> [WHAT IS EXPECTED] Word for word, copy all the data and drop the pictures.

┄┄┄┄┄┄┄┄┄┄┄┄┄┄┄┄┄┄┄┄

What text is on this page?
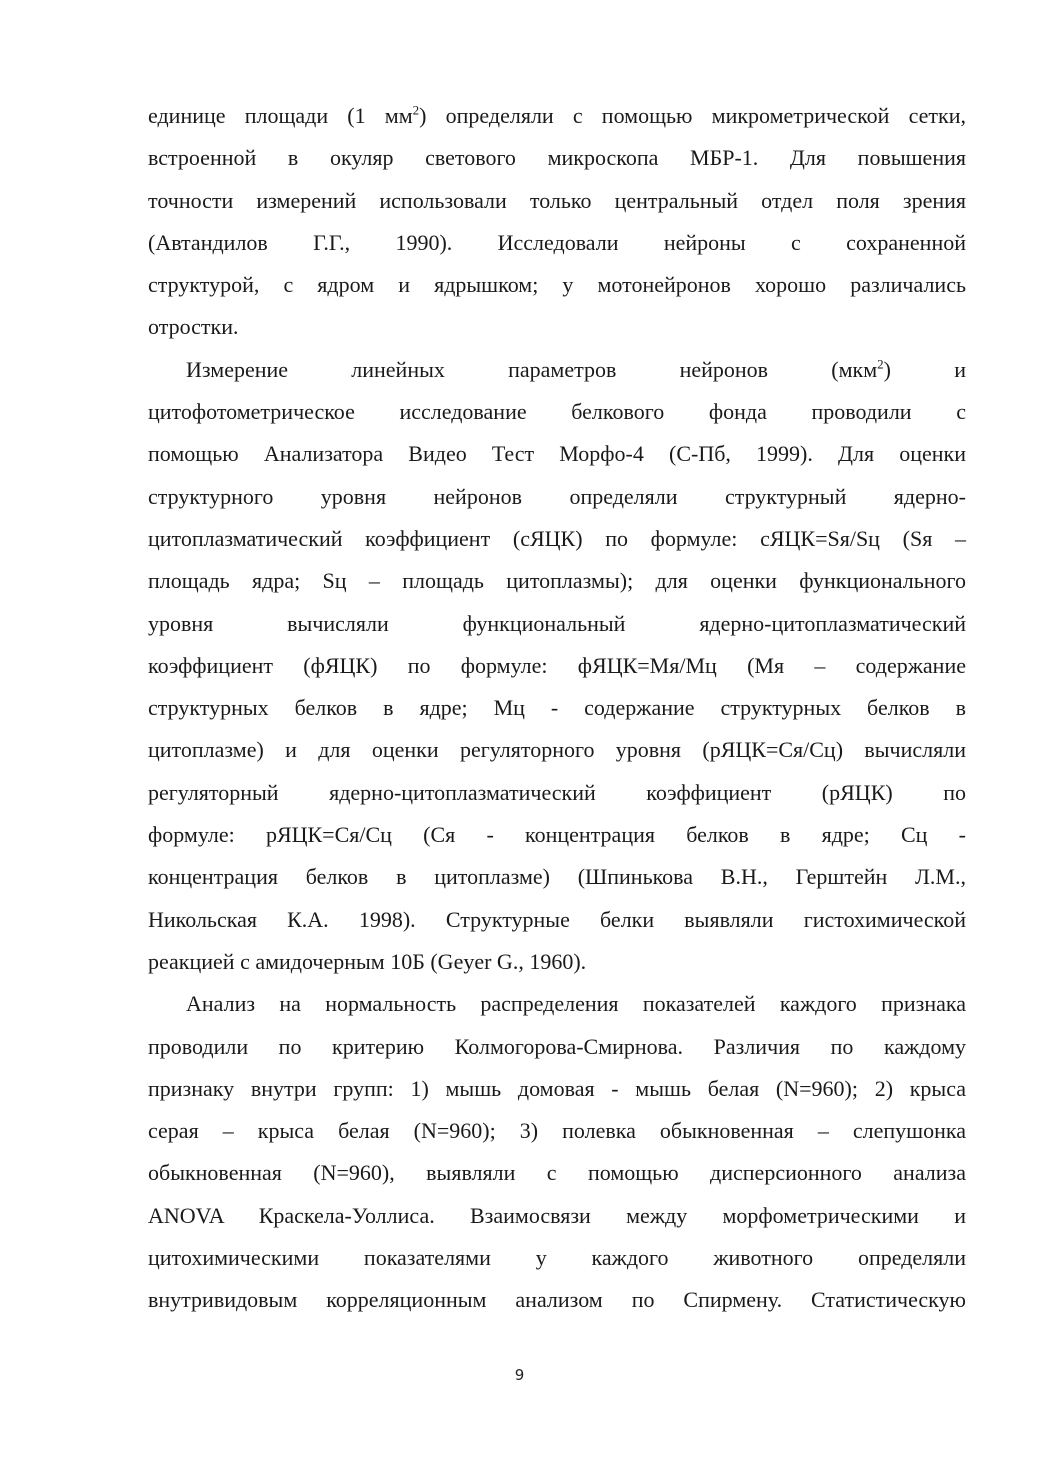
единице площади (1 $мм^2$) определяли с помощью микрометрической сетки,
встроенной в окуляр светового микроскопа МБР-1. Для повышения
точности измерений использовали только центральный отдел поля зрения
(Автандилов Г.Г., 1990). Исследовали нейроны с сохраненной
структурой, с ядром и ядрышком; у мотонейронов хорошо различались
отростки.
Измерение линейных параметров нейронов (мкм$^2$) и
цитофотометрическое исследование белкового фонда проводили с
помощью Анализатора Видео Тест Морфо-4 (С-Пб, 1999). Для оценки
структурного уровня нейронов определяли структурный ядерно-
цитоплазматический коэффициент (сЯЦК) по формуле: сЯЦК=Sя/Sц (Sя –
площадь ядра; Sц – площадь цитоплазмы); для оценки функционального
уровня вычисляли функциональный ядерно-цитоплазматический
коэффициент (фЯЦК) по формуле: фЯЦК=Мя/Мц (Мя – содержание
структурных белков в ядре; Мц - содержание структурных белков в
цитоплазме) и для оценки регуляторного уровня (рЯЦК=Ся/Сц) вычисляли
регуляторный ядерно-цитоплазматический коэффициент (рЯЦК) по
формуле: рЯЦК=Ся/Сц (Ся - концентрация белков в ядре; Сц -
концентрация белков в цитоплазме) (Шпинькова В.Н., Герштейн Л.М.,
Никольская К.А. 1998). Структурные белки выявляли гистохимической
реакцией с амидочерным 10Б (Geyer G., 1960).
Анализ на нормальность распределения показателей каждого признака
проводили по критерию Колмогорова-Смирнова. Различия по каждому
признаку внутри групп: 1) мышь домовая - мышь белая (N=960); 2) крыса
серая – крыса белая (N=960); 3) полевка обыкновенная – слепушонка
обыкновенная (N=960), выявляли с помощью дисперсионного анализа
ANOVA Краскела-Уоллиса. Взаимосвязи между морфометрическими и
цитохимическими показателями у каждого животного определяли
внутривидовым корреляционным анализом по Спирмену. Статистическую
9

┄┄┄┄┄┄┄┄┄┄┄┄┄┄┄┄┄┄┄┄

> [THE SOLUTION]
What text is on this page?
единице площади (1 $мм^2$) определяли с помощью микрометрической сетки,
встроенной в окуляр светового микроскопа МБР-1. Для повышения
точности измерений использовали только центральный отдел поля зрения
(Автандилов Г.Г., 1990). Исследовали нейроны с сохраненной
структурой, с ядром и ядрышком; у мотонейронов хорошо различались
отростки.
Измерение линейных параметров нейронов (мкм$^2$) и
цитофотометрическое исследование белкового фонда проводили с
помощью Анализатора Видео Тест Морфо-4 (С-Пб, 1999). Для оценки
структурного уровня нейронов определяли структурный ядерно-
цитоплазматический коэффициент (сЯЦК) по формуле: сЯЦК=Sя/Sц (Sя –
площадь ядра; Sц – площадь цитоплазмы); для оценки функционального
уровня вычисляли функциональный ядерно-цитоплазматический
коэффициент (фЯЦК) по формуле: фЯЦК=Мя/Мц (Мя – содержание
структурных белков в ядре; Мц - содержание структурных белков в
цитоплазме) и для оценки регуляторного уровня (рЯЦК=Ся/Сц) вычисляли
регуляторный ядерно-цитоплазматический коэффициент (рЯЦК) по
формуле: рЯЦК=Ся/Сц (Ся - концентрация белков в ядре; Сц -
концентрация белков в цитоплазме) (Шпинькова В.Н., Герштейн Л.М.,
Никольская К.А. 1998). Структурные белки выявляли гистохимической
реакцией с амидочерным 10Б (Geyer G., 1960).
Анализ на нормальность распределения показателей каждого признака
проводили по критерию Колмогорова-Смирнова. Различия по каждому
признаку внутри групп: 1) мышь домовая - мышь белая (N=960); 2) крыса
серая – крыса белая (N=960); 3) полевка обыкновенная – слепушонка
обыкновенная (N=960), выявляли с помощью дисперсионного анализа
ANOVA Краскела-Уоллиса. Взаимосвязи между морфометрическими и
цитохимическими показателями у каждого животного определяли
внутривидовым корреляционным анализом по Спирмену. Статистическую
9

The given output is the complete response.